─── Provided information

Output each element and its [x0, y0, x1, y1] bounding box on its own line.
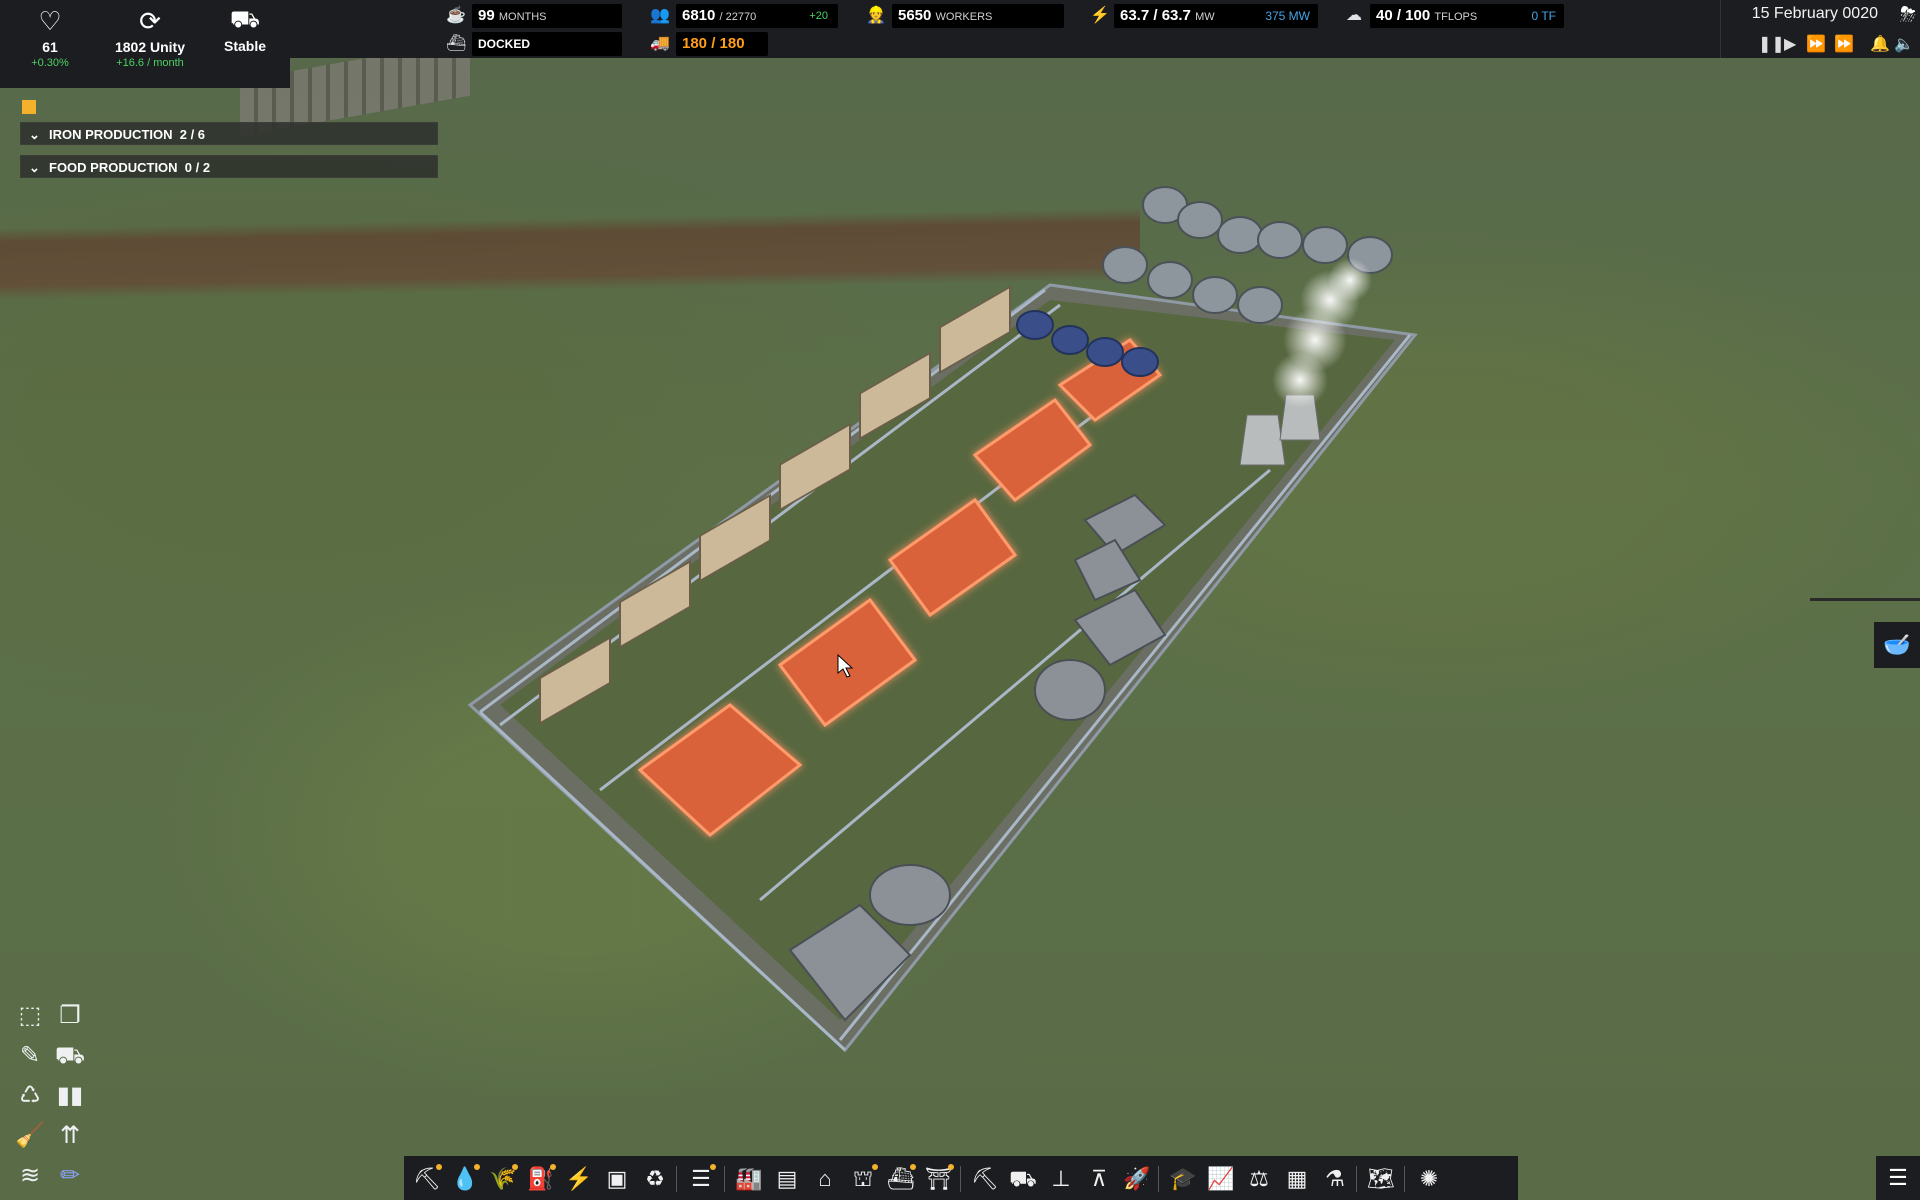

──────
─── Provided information

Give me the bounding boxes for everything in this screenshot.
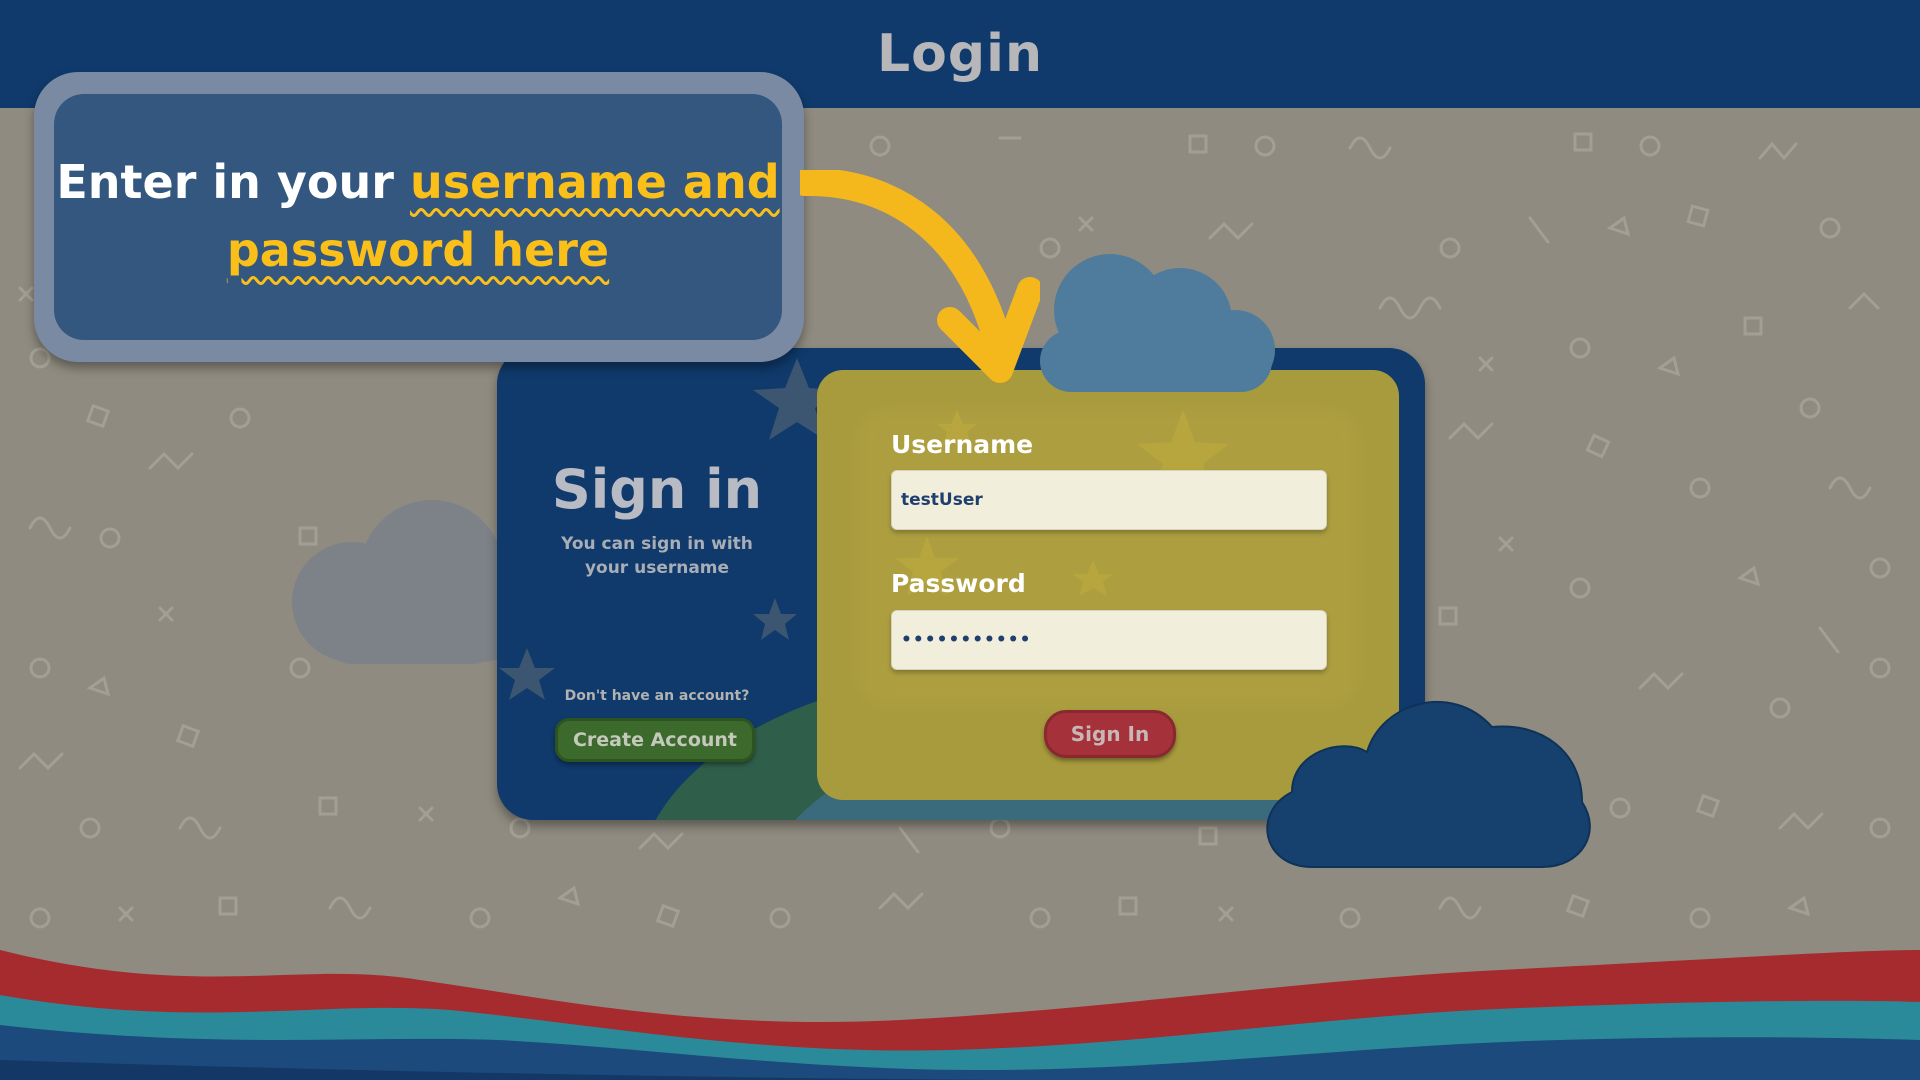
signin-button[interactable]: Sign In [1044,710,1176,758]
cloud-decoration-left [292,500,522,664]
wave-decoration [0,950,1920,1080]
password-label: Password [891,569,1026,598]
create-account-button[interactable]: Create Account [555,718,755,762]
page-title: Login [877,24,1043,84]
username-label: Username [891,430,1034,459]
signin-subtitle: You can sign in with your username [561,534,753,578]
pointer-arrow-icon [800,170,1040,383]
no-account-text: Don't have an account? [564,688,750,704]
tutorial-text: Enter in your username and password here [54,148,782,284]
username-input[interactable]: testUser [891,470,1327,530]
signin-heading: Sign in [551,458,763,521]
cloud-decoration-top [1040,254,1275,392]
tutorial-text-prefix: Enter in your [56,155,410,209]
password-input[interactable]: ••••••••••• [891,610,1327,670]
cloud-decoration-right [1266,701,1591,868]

──────

--- Written problem ---
Return the listing lines from the line with "Give me the" to the line with "username-label: Username [891,430,1034,459]", both ends included, unchanged. Leave the pictures out.

--- Result of this exercise ---
Give me the bounding boxes for everything in this screenshot.
signin-button[interactable]: Sign In [1044,710,1176,758]
cloud-decoration-left [292,500,522,664]
wave-decoration [0,950,1920,1080]
password-label: Password [891,569,1026,598]
create-account-button[interactable]: Create Account [555,718,755,762]
page-title: Login [877,24,1043,84]
username-label: Username [891,430,1034,459]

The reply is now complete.